To do: In the entries below, count every line containing "người". Return the number and nothing else.

Material shown:
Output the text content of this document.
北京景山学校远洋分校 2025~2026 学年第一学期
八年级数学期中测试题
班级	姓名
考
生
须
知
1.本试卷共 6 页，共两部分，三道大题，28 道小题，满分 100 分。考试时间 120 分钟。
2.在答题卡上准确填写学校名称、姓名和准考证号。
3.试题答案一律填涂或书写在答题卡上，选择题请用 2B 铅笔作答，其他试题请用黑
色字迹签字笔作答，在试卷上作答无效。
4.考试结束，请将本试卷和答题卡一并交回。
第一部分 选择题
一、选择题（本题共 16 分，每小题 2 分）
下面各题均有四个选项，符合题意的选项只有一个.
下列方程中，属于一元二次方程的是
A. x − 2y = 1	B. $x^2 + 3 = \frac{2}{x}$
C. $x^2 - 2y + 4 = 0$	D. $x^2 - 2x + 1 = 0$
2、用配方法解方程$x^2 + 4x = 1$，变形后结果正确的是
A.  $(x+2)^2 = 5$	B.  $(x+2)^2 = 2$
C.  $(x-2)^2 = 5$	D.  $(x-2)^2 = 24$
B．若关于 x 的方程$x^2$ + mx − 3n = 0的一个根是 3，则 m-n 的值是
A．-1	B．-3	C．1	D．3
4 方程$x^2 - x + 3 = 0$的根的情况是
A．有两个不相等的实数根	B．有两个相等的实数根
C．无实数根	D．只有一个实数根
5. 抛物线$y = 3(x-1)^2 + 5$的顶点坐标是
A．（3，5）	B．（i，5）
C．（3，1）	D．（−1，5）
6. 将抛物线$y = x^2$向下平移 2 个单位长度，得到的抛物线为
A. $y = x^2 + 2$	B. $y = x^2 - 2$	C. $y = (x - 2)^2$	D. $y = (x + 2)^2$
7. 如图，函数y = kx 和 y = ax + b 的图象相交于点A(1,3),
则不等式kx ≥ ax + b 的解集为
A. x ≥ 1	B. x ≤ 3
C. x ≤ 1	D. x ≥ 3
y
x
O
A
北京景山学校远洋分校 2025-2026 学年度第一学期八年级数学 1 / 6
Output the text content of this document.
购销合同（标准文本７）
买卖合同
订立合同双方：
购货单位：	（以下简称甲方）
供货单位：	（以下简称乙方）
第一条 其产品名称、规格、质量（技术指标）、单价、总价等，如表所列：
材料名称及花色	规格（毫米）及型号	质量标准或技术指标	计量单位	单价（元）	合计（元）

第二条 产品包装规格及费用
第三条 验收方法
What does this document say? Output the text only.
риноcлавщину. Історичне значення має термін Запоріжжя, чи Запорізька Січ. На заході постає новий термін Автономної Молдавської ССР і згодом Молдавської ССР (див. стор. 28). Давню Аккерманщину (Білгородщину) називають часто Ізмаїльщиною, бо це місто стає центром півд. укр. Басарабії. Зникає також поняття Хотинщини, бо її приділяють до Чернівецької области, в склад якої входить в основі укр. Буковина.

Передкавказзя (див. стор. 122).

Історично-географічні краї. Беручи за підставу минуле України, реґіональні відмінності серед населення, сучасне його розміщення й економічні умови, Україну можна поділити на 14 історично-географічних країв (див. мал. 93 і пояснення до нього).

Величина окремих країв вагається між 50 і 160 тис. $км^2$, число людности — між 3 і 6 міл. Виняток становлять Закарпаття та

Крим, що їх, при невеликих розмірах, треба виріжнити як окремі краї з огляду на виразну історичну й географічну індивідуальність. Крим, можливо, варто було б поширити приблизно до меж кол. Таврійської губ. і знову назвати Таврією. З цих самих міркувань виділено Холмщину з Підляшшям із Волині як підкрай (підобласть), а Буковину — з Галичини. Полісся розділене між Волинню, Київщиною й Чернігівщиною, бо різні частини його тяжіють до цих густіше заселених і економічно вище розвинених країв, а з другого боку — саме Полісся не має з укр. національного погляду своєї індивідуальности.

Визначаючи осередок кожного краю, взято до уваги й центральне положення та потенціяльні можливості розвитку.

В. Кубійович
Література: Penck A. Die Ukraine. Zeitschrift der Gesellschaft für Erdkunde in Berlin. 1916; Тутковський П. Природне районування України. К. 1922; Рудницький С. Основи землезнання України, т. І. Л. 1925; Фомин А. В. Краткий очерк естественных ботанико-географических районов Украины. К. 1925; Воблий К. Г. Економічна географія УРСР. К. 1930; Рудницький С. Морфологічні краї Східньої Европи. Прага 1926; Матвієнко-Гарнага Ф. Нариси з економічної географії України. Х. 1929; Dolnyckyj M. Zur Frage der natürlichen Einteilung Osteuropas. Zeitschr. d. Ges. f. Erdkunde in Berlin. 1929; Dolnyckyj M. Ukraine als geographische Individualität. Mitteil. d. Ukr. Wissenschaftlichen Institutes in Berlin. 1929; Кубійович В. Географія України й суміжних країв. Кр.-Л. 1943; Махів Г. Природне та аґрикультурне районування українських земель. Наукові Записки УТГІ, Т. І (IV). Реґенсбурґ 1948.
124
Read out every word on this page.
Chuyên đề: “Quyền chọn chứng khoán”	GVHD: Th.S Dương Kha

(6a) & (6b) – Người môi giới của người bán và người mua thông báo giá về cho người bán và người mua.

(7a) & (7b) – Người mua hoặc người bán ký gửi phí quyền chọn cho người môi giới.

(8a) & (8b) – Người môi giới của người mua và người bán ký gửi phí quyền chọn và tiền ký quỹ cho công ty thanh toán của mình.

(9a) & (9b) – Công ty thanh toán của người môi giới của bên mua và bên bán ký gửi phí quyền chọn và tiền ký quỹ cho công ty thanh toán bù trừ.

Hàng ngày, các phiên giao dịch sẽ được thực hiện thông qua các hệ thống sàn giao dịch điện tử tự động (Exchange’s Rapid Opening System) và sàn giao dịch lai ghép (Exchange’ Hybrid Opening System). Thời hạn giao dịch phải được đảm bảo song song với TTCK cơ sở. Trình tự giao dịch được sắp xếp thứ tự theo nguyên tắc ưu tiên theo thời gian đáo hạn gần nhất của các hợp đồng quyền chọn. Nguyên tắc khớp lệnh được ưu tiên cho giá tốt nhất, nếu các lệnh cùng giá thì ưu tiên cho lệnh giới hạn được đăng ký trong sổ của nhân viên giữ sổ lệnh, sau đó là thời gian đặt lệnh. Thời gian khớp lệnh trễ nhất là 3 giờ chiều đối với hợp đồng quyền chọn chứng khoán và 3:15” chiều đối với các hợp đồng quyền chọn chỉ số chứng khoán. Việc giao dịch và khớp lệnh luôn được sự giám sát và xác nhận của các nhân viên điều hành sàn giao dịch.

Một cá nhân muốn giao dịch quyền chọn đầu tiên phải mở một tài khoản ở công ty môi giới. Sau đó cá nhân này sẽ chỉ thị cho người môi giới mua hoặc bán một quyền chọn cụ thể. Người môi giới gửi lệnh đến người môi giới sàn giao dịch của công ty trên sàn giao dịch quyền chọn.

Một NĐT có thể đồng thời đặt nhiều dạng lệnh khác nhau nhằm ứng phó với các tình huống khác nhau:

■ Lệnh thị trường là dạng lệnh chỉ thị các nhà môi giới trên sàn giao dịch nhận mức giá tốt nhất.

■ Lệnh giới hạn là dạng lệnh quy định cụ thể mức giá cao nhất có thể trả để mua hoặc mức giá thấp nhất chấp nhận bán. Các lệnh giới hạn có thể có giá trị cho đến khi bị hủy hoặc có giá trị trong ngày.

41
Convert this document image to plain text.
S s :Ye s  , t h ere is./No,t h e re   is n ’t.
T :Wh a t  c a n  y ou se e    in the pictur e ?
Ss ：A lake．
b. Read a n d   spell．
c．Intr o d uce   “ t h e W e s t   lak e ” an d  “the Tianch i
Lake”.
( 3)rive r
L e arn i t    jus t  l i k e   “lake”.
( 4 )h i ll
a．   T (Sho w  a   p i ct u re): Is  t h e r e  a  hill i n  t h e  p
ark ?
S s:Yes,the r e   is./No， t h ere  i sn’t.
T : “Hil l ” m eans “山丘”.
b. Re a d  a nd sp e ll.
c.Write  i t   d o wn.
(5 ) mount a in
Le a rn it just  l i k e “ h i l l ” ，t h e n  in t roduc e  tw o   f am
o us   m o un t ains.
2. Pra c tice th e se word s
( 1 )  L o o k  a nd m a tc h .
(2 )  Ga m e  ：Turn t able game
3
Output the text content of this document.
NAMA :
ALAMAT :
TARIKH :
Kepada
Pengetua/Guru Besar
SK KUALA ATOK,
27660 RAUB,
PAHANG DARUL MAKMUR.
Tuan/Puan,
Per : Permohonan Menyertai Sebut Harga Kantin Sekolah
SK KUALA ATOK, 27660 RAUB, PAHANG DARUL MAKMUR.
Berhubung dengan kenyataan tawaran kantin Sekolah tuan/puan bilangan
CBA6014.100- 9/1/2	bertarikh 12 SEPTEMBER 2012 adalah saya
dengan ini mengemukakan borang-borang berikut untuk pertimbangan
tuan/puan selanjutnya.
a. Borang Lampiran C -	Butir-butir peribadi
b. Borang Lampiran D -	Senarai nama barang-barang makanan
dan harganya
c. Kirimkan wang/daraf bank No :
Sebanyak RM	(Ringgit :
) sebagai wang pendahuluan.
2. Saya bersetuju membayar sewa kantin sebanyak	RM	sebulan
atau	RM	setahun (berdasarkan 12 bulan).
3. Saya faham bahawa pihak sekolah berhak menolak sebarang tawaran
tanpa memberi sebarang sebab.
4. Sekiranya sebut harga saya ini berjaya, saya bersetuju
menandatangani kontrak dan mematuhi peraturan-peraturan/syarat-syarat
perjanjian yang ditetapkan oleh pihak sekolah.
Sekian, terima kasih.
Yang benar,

Expected answer: 5